■ **What to work on**
Scan the material below for the string "SERVICE", and copy every line where it shows up.

>> Begin Extracted data

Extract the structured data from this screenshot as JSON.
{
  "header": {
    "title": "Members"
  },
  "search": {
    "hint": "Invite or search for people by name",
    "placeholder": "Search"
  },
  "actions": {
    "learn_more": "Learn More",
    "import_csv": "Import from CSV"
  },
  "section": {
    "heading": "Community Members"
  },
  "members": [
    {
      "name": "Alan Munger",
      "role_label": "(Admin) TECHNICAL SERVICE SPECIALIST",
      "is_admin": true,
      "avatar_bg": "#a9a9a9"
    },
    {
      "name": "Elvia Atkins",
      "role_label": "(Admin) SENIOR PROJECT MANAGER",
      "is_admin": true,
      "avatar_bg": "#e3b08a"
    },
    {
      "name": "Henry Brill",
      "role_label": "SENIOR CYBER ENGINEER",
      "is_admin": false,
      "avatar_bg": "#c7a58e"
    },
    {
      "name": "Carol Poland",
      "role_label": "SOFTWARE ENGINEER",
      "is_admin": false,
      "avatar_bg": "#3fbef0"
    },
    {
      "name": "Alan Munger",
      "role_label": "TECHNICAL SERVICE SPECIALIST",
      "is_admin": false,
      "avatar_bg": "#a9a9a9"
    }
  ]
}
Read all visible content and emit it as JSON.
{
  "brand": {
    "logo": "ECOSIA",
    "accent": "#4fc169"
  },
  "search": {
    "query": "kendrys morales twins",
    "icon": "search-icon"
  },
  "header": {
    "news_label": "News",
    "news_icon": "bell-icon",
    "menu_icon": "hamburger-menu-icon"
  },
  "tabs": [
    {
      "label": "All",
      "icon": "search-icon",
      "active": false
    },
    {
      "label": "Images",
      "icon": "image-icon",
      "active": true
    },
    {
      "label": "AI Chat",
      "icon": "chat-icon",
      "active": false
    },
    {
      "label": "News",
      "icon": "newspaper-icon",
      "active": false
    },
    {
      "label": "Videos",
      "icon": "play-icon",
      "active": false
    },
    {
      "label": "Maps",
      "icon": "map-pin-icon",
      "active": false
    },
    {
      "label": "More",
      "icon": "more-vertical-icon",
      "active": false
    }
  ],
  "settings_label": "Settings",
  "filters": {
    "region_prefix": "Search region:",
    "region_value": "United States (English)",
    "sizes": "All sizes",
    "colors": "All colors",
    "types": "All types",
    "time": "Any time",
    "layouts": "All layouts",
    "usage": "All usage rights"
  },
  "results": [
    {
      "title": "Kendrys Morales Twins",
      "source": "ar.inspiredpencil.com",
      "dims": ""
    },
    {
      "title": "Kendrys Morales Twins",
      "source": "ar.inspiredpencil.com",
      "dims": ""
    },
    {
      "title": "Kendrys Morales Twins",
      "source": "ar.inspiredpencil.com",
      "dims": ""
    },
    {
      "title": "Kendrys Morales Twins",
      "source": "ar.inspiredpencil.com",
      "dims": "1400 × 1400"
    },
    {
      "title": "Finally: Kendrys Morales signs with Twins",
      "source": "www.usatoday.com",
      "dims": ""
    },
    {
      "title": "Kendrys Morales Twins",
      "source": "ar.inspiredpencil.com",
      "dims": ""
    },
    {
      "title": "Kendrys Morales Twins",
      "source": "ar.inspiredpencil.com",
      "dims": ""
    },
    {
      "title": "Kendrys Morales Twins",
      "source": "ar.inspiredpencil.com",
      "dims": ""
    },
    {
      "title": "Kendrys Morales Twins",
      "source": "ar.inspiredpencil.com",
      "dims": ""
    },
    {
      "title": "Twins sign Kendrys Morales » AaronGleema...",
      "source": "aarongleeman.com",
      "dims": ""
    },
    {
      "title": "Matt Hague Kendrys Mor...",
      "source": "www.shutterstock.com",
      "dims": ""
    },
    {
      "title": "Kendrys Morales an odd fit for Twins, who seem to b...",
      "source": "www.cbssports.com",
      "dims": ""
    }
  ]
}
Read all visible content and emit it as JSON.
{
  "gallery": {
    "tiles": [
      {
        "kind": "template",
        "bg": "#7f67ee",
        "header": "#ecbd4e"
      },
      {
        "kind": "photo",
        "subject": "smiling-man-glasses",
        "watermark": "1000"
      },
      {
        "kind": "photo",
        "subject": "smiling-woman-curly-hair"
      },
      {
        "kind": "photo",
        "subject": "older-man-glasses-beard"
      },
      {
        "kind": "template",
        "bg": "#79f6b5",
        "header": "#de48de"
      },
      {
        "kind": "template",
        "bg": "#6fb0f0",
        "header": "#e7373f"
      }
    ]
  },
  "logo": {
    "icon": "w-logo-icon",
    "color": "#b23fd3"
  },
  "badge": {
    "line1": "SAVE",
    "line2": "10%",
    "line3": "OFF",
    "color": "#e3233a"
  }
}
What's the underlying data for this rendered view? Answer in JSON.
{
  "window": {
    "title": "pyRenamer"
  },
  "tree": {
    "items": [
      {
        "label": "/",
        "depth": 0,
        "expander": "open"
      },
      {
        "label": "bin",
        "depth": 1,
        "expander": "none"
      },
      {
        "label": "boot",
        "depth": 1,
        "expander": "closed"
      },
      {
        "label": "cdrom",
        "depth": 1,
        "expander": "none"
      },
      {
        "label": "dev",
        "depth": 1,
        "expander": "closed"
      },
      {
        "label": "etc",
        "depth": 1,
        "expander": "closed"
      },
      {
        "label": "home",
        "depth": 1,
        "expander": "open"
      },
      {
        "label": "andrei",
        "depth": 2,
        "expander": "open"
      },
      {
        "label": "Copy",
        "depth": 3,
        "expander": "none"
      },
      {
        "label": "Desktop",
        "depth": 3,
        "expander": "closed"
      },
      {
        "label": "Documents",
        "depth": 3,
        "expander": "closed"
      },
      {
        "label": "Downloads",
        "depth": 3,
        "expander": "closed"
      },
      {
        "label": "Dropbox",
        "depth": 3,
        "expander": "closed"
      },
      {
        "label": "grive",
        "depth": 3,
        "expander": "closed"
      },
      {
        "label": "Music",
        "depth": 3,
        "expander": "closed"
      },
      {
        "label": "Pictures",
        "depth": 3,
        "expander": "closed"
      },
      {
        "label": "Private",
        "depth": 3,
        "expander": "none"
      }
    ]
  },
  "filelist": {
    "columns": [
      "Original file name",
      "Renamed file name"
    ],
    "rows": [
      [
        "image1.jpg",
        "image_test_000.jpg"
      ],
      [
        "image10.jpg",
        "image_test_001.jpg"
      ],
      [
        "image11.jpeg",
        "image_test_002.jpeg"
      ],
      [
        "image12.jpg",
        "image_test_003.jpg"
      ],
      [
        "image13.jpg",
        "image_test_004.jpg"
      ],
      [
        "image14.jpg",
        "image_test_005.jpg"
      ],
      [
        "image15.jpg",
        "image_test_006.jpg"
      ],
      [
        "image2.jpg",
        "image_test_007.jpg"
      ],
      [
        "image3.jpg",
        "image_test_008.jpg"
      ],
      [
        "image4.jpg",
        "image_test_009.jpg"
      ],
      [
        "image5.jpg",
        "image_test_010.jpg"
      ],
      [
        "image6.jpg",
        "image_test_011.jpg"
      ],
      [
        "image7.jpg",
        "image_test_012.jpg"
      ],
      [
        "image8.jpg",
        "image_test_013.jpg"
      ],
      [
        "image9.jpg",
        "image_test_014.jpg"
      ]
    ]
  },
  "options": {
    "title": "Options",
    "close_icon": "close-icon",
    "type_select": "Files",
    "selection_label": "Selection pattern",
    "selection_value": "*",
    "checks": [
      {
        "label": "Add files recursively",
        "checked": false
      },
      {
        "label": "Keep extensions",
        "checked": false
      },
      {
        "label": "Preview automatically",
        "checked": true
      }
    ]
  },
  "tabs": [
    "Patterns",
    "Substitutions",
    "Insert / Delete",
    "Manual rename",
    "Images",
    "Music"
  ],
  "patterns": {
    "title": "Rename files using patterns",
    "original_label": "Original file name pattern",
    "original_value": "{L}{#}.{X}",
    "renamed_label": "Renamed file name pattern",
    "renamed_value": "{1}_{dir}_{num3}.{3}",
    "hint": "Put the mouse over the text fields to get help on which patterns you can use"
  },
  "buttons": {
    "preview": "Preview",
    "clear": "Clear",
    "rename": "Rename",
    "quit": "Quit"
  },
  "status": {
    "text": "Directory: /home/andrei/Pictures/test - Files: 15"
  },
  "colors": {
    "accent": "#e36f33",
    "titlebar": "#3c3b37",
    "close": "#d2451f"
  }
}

>> End Extracted data

■ **Solved exercise**
      "role_label": "(Admin) TECHNICAL SERVICE SPECIALIST",
      "role_label": "TECHNICAL SERVICE SPECIALIST",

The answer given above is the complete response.